(THE PROBLEM):
Render the items from the first line through the line containing "- digitized-by-label: Digitized", inclusive, as a JSON list of strings with one string per line, leaving out any blank lines.
[Begin]
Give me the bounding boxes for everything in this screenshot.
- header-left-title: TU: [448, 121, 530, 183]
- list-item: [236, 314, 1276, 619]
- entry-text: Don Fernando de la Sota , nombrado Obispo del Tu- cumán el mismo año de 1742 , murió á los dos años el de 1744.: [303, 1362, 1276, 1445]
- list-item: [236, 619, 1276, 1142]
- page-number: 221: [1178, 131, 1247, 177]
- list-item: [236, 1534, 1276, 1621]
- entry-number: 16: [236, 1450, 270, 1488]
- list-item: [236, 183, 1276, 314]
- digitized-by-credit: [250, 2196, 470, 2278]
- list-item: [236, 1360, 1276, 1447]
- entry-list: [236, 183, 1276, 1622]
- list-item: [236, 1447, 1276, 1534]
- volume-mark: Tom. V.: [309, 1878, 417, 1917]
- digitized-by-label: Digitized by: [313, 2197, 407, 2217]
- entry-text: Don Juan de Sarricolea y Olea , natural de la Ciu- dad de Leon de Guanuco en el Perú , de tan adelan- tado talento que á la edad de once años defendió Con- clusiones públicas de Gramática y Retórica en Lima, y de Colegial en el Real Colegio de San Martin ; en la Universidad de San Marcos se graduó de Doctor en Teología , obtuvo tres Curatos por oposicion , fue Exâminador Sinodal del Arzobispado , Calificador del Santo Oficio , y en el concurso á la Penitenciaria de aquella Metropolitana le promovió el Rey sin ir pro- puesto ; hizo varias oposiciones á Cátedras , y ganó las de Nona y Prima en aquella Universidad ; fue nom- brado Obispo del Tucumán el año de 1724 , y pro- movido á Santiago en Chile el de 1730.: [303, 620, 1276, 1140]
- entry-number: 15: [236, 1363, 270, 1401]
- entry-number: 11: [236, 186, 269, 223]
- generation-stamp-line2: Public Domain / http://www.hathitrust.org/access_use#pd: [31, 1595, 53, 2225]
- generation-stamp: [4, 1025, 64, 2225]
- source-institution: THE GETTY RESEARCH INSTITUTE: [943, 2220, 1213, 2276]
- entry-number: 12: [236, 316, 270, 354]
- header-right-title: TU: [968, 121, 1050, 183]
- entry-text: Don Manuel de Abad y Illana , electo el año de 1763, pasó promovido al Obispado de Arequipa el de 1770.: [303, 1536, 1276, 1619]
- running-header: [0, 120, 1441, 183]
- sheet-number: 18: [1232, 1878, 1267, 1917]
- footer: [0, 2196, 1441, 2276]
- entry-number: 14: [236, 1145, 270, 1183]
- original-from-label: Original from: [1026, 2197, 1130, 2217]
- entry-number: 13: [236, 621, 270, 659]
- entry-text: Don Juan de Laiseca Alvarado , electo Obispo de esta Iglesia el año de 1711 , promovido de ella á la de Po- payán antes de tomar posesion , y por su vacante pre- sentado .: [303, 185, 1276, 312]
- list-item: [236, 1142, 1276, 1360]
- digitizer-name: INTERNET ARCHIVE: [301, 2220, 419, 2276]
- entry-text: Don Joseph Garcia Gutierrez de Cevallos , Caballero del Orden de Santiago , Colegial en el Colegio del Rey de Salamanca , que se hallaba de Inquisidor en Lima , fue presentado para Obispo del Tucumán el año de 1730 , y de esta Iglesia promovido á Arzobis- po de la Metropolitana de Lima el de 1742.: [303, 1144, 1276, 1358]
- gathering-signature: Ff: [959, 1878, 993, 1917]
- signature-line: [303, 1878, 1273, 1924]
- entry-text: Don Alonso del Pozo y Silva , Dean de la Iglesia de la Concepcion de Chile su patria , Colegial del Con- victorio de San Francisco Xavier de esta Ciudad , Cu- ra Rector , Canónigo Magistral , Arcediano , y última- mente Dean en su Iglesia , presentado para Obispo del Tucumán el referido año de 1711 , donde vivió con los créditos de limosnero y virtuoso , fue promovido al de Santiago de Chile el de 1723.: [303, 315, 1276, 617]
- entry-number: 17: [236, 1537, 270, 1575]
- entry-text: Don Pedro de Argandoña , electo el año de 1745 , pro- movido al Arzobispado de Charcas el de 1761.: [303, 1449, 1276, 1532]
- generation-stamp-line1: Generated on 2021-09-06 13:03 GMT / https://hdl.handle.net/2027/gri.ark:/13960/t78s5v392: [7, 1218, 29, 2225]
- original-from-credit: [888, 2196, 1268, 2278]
[End]
(WRITTEN SOLUTION):
[
  "Give me the bounding boxes for everything in this screenshot.",
  "- header-left-title: TU: [448, 121, 530, 183]",
  "- list-item: [236, 314, 1276, 619]",
  "- entry-text: Don Fernando de la Sota , nombrado Obispo del Tu- cumán el mismo año de 1742 , murió á los dos años el de 1744.: [303, 1362, 1276, 1445]",
  "- list-item: [236, 619, 1276, 1142]",
  "- page-number: 221: [1178, 131, 1247, 177]",
  "- list-item: [236, 1534, 1276, 1621]",
  "- entry-number: 16: [236, 1450, 270, 1488]",
  "- list-item: [236, 183, 1276, 314]",
  "- digitized-by-credit: [250, 2196, 470, 2278]",
  "- list-item: [236, 1360, 1276, 1447]",
  "- entry-list: [236, 183, 1276, 1622]",
  "- list-item: [236, 1447, 1276, 1534]",
  "- volume-mark: Tom. V.: [309, 1878, 417, 1917]",
  "- digitized-by-label: Digitized by: [313, 2197, 407, 2217]"
]